--- TO BE DONE ---
Copy all the entries below exactly, but not the pictures.

--- RAW RECORDS ---
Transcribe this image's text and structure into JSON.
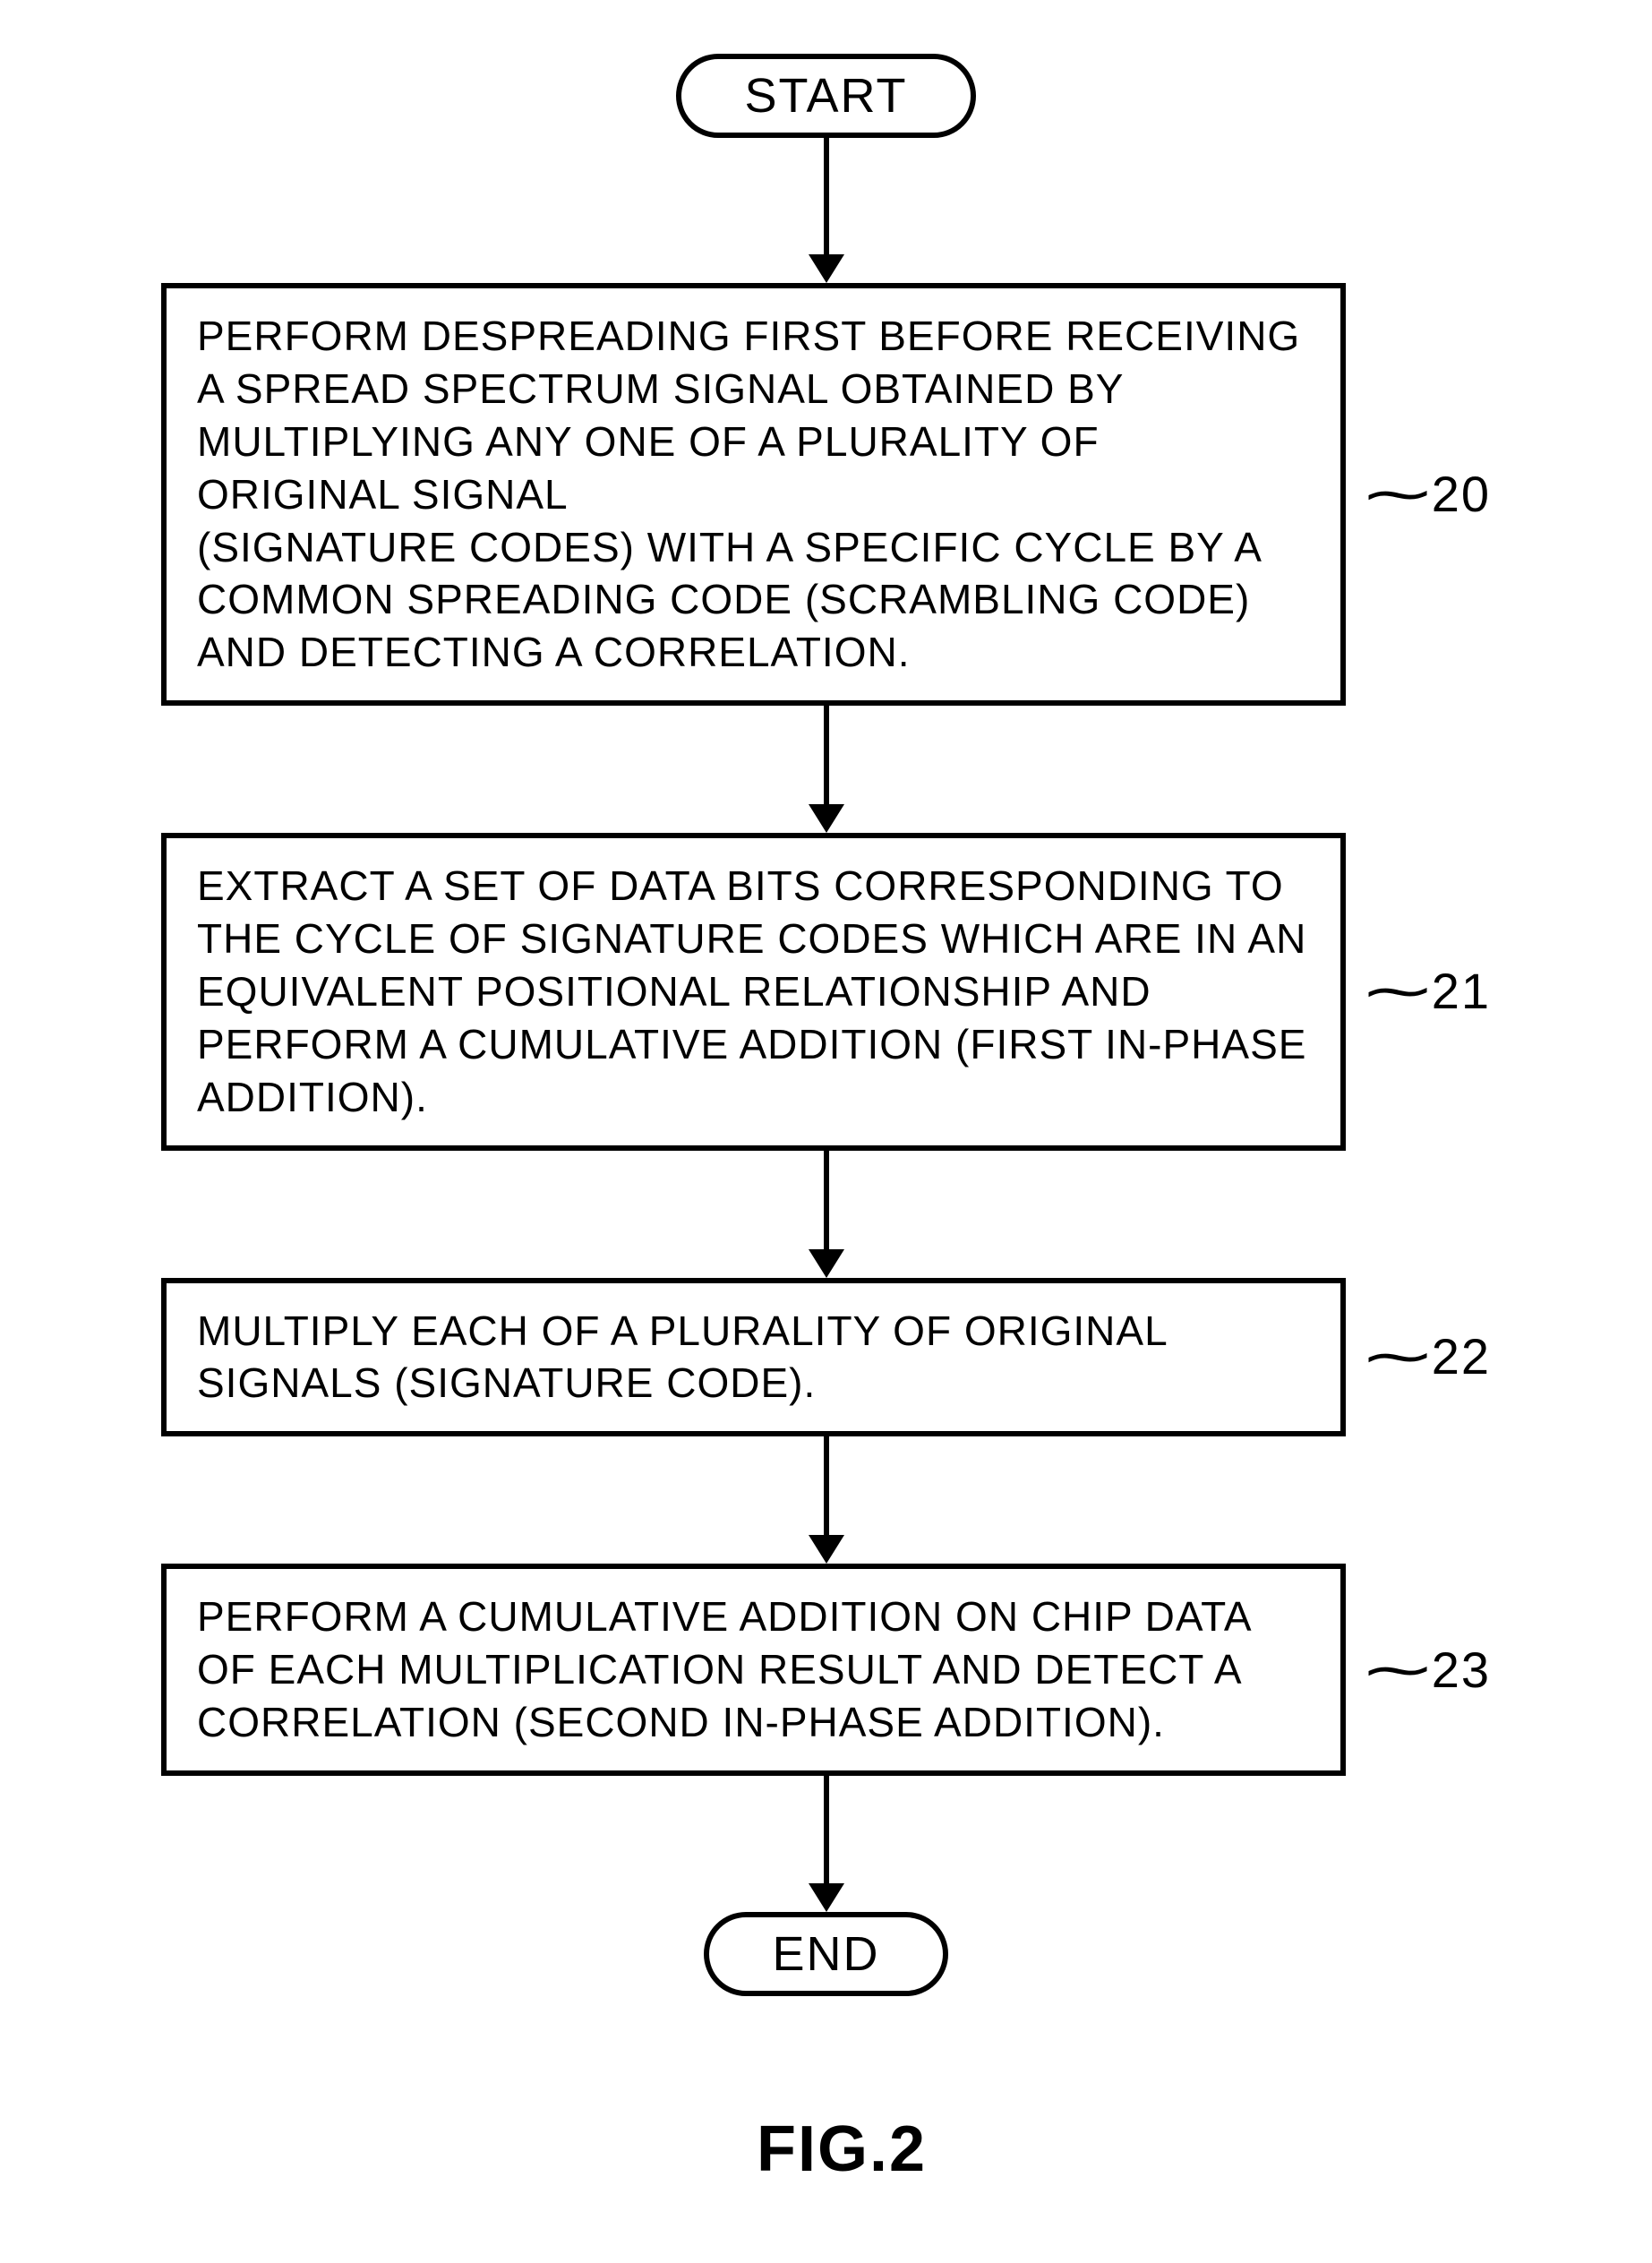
{
  "terminator": {
    "start": "START",
    "end": "END"
  },
  "steps": [
    {
      "id": "20",
      "text": "PERFORM DESPREADING FIRST BEFORE RECEIVING A SPREAD SPECTRUM SIGNAL OBTAINED BY MULTIPLYING ANY ONE OF A PLURALITY OF ORIGINAL SIGNAL\n(SIGNATURE CODES) WITH A SPECIFIC CYCLE BY A COMMON SPREADING CODE (SCRAMBLING CODE) AND DETECTING A CORRELATION."
    },
    {
      "id": "21",
      "text": "EXTRACT A SET OF DATA BITS CORRESPONDING TO THE CYCLE OF SIGNATURE CODES WHICH ARE IN AN EQUIVALENT POSITIONAL RELATIONSHIP AND PERFORM A CUMULATIVE ADDITION (FIRST IN-PHASE ADDITION)."
    },
    {
      "id": "22",
      "text": "MULTIPLY EACH OF A PLURALITY OF ORIGINAL SIGNALS (SIGNATURE CODE)."
    },
    {
      "id": "23",
      "text": "PERFORM A CUMULATIVE ADDITION ON CHIP DATA OF EACH MULTIPLICATION RESULT AND DETECT A CORRELATION (SECOND IN-PHASE ADDITION)."
    }
  ],
  "figure_caption": "FIG.2",
  "arrow_shaft_heights": {
    "after_start": 130,
    "between": 110,
    "before_end": 120
  }
}
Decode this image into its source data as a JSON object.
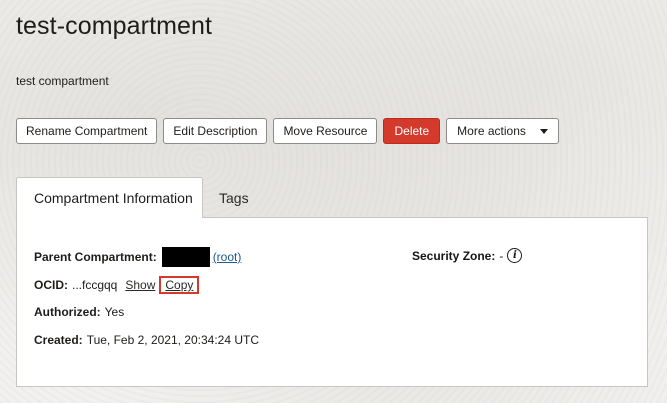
{
  "page": {
    "title": "test-compartment",
    "subtitle": "test compartment"
  },
  "toolbar": {
    "rename_label": "Rename Compartment",
    "edit_description_label": "Edit Description",
    "move_resource_label": "Move Resource",
    "delete_label": "Delete",
    "more_actions_label": "More actions"
  },
  "tabs": [
    {
      "label": "Compartment Information",
      "active": true
    },
    {
      "label": "Tags",
      "active": false
    }
  ],
  "info": {
    "parent_compartment_label": "Parent Compartment:",
    "parent_compartment_link": "(root)",
    "ocid_label": "OCID:",
    "ocid_value": "...fccgqq",
    "show_label": "Show",
    "copy_label": "Copy",
    "authorized_label": "Authorized:",
    "authorized_value": "Yes",
    "created_label": "Created:",
    "created_value": "Tue, Feb 2, 2021, 20:34:24 UTC",
    "security_zone_label": "Security Zone:",
    "security_zone_value": "-"
  },
  "icons": {
    "info": "info-icon",
    "more_actions_caret": "caret-down-icon"
  },
  "colors": {
    "delete_button": "#d33a2c",
    "link": "#1a5a8c",
    "highlight_box": "#d33a2c"
  }
}
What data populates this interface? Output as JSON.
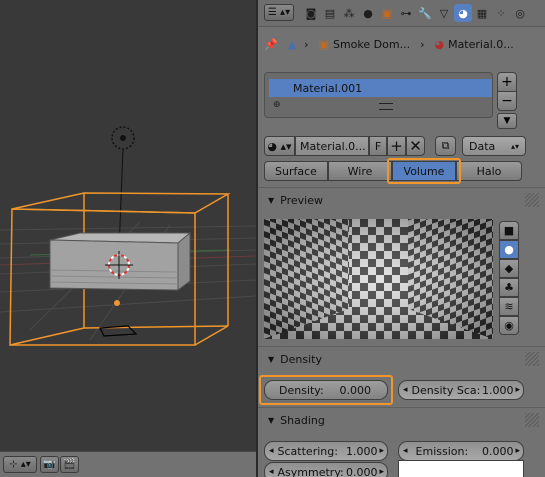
{
  "properties": {
    "breadcrumb": {
      "object": "Smoke Dom...",
      "material": "Material.0..."
    },
    "material_slots": {
      "items": [
        "Material.001"
      ],
      "add_label": "+",
      "remove_label": "−"
    },
    "material_datablock": {
      "name": "Material.0...",
      "fake_user": "F",
      "link": "Data"
    },
    "type_tabs": [
      {
        "label": "Surface",
        "active": false
      },
      {
        "label": "Wire",
        "active": false
      },
      {
        "label": "Volume",
        "active": true
      },
      {
        "label": "Halo",
        "active": false
      }
    ],
    "preview": {
      "title": "Preview"
    },
    "density": {
      "title": "Density",
      "density_label": "Density:",
      "density_value": "0.000",
      "scale_label": "Density Sca:",
      "scale_value": "1.000"
    },
    "shading": {
      "title": "Shading",
      "scattering_label": "Scattering:",
      "scattering_value": "1.000",
      "emission_label": "Emission:",
      "emission_value": "0.000",
      "asymmetry_label": "Asymmetry:",
      "asymmetry_value": "0.000"
    }
  },
  "colors": {
    "accent_blue": "#5680c2",
    "highlight_orange": "#f0962a",
    "panel_bg": "#727272",
    "viewport_bg": "#393939"
  }
}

--- RESPONSE ---
Transcribe this image's text and structure into JSON.
{
  "terminator": {
    "start": "START",
    "end": "END"
  },
  "steps": [
    {
      "id": "20",
      "text": "PERFORM DESPREADING FIRST BEFORE RECEIVING A SPREAD SPECTRUM SIGNAL OBTAINED BY MULTIPLYING ANY ONE OF A PLURALITY OF ORIGINAL SIGNAL\n(SIGNATURE CODES) WITH A SPECIFIC CYCLE BY A COMMON SPREADING CODE (SCRAMBLING CODE) AND DETECTING A CORRELATION."
    },
    {
      "id": "21",
      "text": "EXTRACT A SET OF DATA BITS CORRESPONDING TO THE CYCLE OF SIGNATURE CODES WHICH ARE IN AN EQUIVALENT POSITIONAL RELATIONSHIP AND PERFORM A CUMULATIVE ADDITION (FIRST IN-PHASE ADDITION)."
    },
    {
      "id": "22",
      "text": "MULTIPLY EACH OF A PLURALITY OF ORIGINAL SIGNALS (SIGNATURE CODE)."
    },
    {
      "id": "23",
      "text": "PERFORM A CUMULATIVE ADDITION ON CHIP DATA OF EACH MULTIPLICATION RESULT AND DETECT A CORRELATION (SECOND IN-PHASE ADDITION)."
    }
  ],
  "figure_caption": "FIG.2",
  "arrow_shaft_heights": {
    "after_start": 130,
    "between": 110,
    "before_end": 120
  }
}
Decode this image into its source data as a JSON object.
{
  "page": {
    "title": "test-compartment",
    "subtitle": "test compartment"
  },
  "toolbar": {
    "rename_label": "Rename Compartment",
    "edit_description_label": "Edit Description",
    "move_resource_label": "Move Resource",
    "delete_label": "Delete",
    "more_actions_label": "More actions"
  },
  "tabs": [
    {
      "label": "Compartment Information",
      "active": true
    },
    {
      "label": "Tags",
      "active": false
    }
  ],
  "info": {
    "parent_compartment_label": "Parent Compartment:",
    "parent_compartment_link": "(root)",
    "ocid_label": "OCID:",
    "ocid_value": "...fccgqq",
    "show_label": "Show",
    "copy_label": "Copy",
    "authorized_label": "Authorized:",
    "authorized_value": "Yes",
    "created_label": "Created:",
    "created_value": "Tue, Feb 2, 2021, 20:34:24 UTC",
    "security_zone_label": "Security Zone:",
    "security_zone_value": "-"
  },
  "icons": {
    "info": "info-icon",
    "more_actions_caret": "caret-down-icon"
  },
  "colors": {
    "delete_button": "#d33a2c",
    "link": "#1a5a8c",
    "highlight_box": "#d33a2c"
  }
}
What data populates this interface? Output as JSON.
{
  "properties": {
    "breadcrumb": {
      "object": "Smoke Dom...",
      "material": "Material.0..."
    },
    "material_slots": {
      "items": [
        "Material.001"
      ],
      "add_label": "+",
      "remove_label": "−"
    },
    "material_datablock": {
      "name": "Material.0...",
      "fake_user": "F",
      "link": "Data"
    },
    "type_tabs": [
      {
        "label": "Surface",
        "active": false
      },
      {
        "label": "Wire",
        "active": false
      },
      {
        "label": "Volume",
        "active": true
      },
      {
        "label": "Halo",
        "active": false
      }
    ],
    "preview": {
      "title": "Preview"
    },
    "density": {
      "title": "Density",
      "density_label": "Density:",
      "density_value": "0.000",
      "scale_label": "Density Sca:",
      "scale_value": "1.000"
    },
    "shading": {
      "title": "Shading",
      "scattering_label": "Scattering:",
      "scattering_value": "1.000",
      "emission_label": "Emission:",
      "emission_value": "0.000",
      "asymmetry_label": "Asymmetry:",
      "asymmetry_value": "0.000"
    }
  },
  "colors": {
    "accent_blue": "#5680c2",
    "highlight_orange": "#f0962a",
    "panel_bg": "#727272",
    "viewport_bg": "#393939"
  }
}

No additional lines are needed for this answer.